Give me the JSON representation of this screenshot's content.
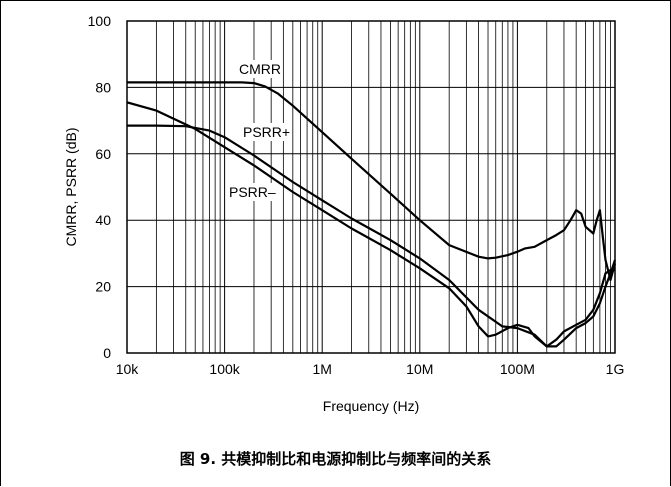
______________________________
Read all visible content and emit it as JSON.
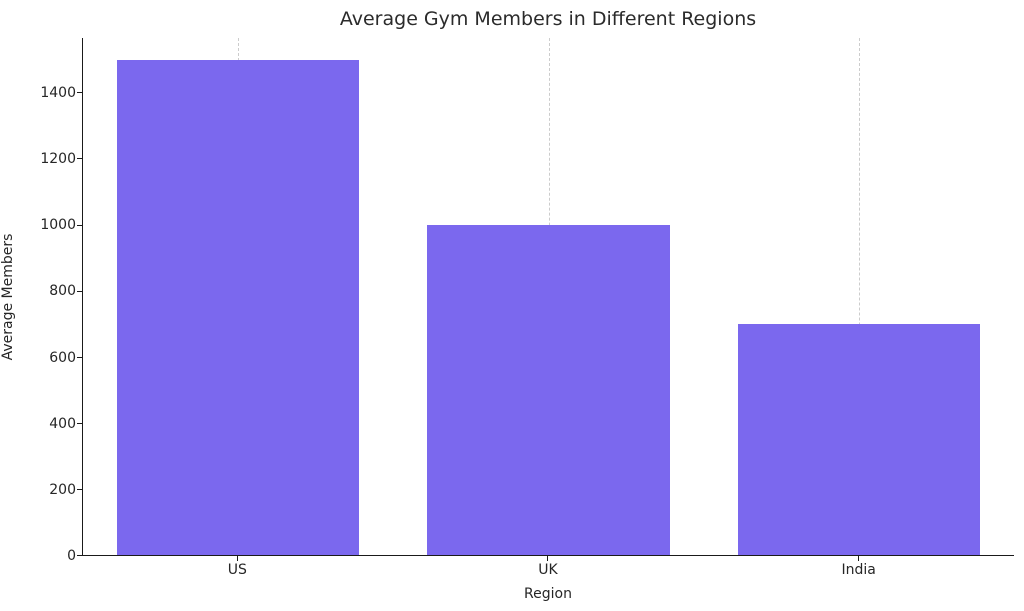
______________________________
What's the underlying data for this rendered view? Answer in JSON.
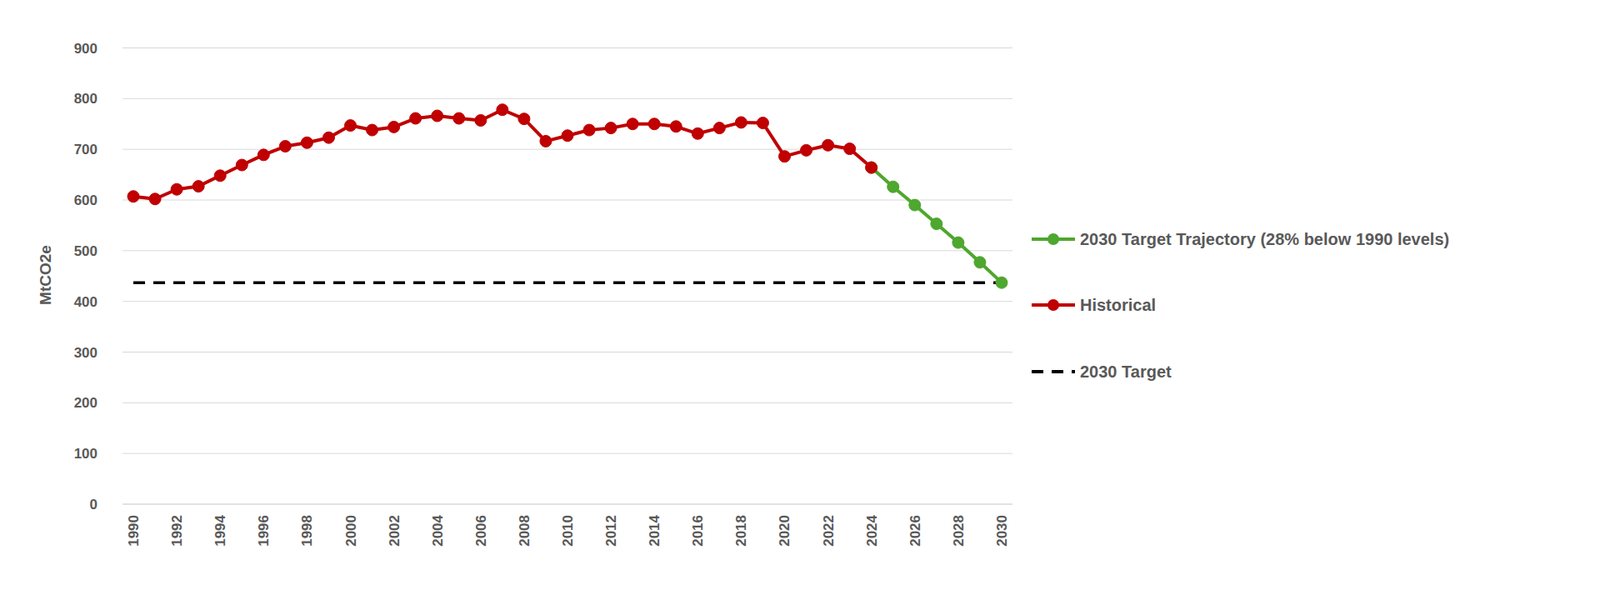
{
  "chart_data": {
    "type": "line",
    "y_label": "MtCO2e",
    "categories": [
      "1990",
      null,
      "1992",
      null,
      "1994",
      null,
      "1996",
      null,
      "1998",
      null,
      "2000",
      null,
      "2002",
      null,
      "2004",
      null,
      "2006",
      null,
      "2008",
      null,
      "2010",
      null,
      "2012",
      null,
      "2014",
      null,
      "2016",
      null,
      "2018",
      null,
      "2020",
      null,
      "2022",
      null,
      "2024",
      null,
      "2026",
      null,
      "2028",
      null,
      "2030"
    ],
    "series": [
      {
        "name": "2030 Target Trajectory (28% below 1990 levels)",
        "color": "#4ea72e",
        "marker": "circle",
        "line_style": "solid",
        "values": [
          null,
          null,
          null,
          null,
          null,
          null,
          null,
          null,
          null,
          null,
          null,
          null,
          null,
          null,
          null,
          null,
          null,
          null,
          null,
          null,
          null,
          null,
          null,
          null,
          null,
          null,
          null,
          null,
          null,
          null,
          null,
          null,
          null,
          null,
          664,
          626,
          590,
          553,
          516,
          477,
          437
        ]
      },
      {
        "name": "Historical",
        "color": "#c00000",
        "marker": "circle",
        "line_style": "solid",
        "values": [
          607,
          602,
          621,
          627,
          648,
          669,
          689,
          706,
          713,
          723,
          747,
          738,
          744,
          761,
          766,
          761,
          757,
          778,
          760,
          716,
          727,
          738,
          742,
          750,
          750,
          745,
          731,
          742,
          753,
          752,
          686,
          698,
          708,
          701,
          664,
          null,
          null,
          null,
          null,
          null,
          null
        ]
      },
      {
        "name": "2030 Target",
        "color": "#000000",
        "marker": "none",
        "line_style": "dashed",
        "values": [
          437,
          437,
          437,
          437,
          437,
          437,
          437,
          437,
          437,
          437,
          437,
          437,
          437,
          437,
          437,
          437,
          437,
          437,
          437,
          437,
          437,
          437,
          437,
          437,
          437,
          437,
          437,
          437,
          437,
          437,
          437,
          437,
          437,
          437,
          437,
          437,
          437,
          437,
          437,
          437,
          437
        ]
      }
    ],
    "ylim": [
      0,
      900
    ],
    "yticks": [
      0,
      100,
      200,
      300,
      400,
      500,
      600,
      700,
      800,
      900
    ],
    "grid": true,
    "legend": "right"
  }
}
______________________________
Wherever the string "content" appears in the entries above, list that line.

Give me the JSON representation of this screenshot's content.
Read all visible content and emit it as JSON.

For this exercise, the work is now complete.